Required work. Repeat the full listing, word for word.

>>>>>

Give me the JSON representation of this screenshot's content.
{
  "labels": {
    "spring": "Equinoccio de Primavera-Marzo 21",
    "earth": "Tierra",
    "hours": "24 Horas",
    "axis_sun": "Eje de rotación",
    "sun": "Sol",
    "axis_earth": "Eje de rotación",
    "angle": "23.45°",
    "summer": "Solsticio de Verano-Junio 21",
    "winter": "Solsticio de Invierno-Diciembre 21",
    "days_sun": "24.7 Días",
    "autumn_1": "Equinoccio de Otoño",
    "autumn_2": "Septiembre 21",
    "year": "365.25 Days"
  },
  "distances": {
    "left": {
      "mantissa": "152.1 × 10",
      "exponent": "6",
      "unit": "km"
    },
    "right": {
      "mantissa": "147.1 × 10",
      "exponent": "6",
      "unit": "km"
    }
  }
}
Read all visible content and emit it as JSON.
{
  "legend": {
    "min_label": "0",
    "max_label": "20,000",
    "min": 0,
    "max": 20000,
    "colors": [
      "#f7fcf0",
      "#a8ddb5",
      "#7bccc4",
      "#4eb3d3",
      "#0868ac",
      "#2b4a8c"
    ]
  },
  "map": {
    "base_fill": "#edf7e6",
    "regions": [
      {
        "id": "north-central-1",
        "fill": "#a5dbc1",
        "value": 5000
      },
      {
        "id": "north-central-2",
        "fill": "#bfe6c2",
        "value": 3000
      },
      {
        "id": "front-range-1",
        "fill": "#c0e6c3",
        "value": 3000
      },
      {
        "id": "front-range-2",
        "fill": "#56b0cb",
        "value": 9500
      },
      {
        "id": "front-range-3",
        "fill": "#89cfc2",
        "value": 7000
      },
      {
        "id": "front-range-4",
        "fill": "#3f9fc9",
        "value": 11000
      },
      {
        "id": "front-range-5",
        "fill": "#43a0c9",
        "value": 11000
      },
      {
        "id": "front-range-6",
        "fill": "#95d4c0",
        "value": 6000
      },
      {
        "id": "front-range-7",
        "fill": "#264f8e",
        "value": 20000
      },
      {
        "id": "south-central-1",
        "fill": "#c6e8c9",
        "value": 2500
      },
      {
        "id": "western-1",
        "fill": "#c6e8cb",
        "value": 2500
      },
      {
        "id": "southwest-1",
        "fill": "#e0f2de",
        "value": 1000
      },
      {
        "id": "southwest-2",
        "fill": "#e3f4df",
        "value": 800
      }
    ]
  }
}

<<<<<

Final result.
Give me the JSON representation of this screenshot's content.
{
  "labels": {
    "spring": "Equinoccio de Primavera-Marzo 21",
    "earth": "Tierra",
    "hours": "24 Horas",
    "axis_sun": "Eje de rotación",
    "sun": "Sol",
    "axis_earth": "Eje de rotación",
    "angle": "23.45°",
    "summer": "Solsticio de Verano-Junio 21",
    "winter": "Solsticio de Invierno-Diciembre 21",
    "days_sun": "24.7 Días",
    "autumn_1": "Equinoccio de Otoño",
    "autumn_2": "Septiembre 21",
    "year": "365.25 Days"
  },
  "distances": {
    "left": {
      "mantissa": "152.1 × 10",
      "exponent": "6",
      "unit": "km"
    },
    "right": {
      "mantissa": "147.1 × 10",
      "exponent": "6",
      "unit": "km"
    }
  }
}
Read all visible content and emit it as JSON.
{
  "legend": {
    "min_label": "0",
    "max_label": "20,000",
    "min": 0,
    "max": 20000,
    "colors": [
      "#f7fcf0",
      "#a8ddb5",
      "#7bccc4",
      "#4eb3d3",
      "#0868ac",
      "#2b4a8c"
    ]
  },
  "map": {
    "base_fill": "#edf7e6",
    "regions": [
      {
        "id": "north-central-1",
        "fill": "#a5dbc1",
        "value": 5000
      },
      {
        "id": "north-central-2",
        "fill": "#bfe6c2",
        "value": 3000
      },
      {
        "id": "front-range-1",
        "fill": "#c0e6c3",
        "value": 3000
      },
      {
        "id": "front-range-2",
        "fill": "#56b0cb",
        "value": 9500
      },
      {
        "id": "front-range-3",
        "fill": "#89cfc2",
        "value": 7000
      },
      {
        "id": "front-range-4",
        "fill": "#3f9fc9",
        "value": 11000
      },
      {
        "id": "front-range-5",
        "fill": "#43a0c9",
        "value": 11000
      },
      {
        "id": "front-range-6",
        "fill": "#95d4c0",
        "value": 6000
      },
      {
        "id": "front-range-7",
        "fill": "#264f8e",
        "value": 20000
      },
      {
        "id": "south-central-1",
        "fill": "#c6e8c9",
        "value": 2500
      },
      {
        "id": "western-1",
        "fill": "#c6e8cb",
        "value": 2500
      },
      {
        "id": "southwest-1",
        "fill": "#e0f2de",
        "value": 1000
      },
      {
        "id": "southwest-2",
        "fill": "#e3f4df",
        "value": 800
      }
    ]
  }
}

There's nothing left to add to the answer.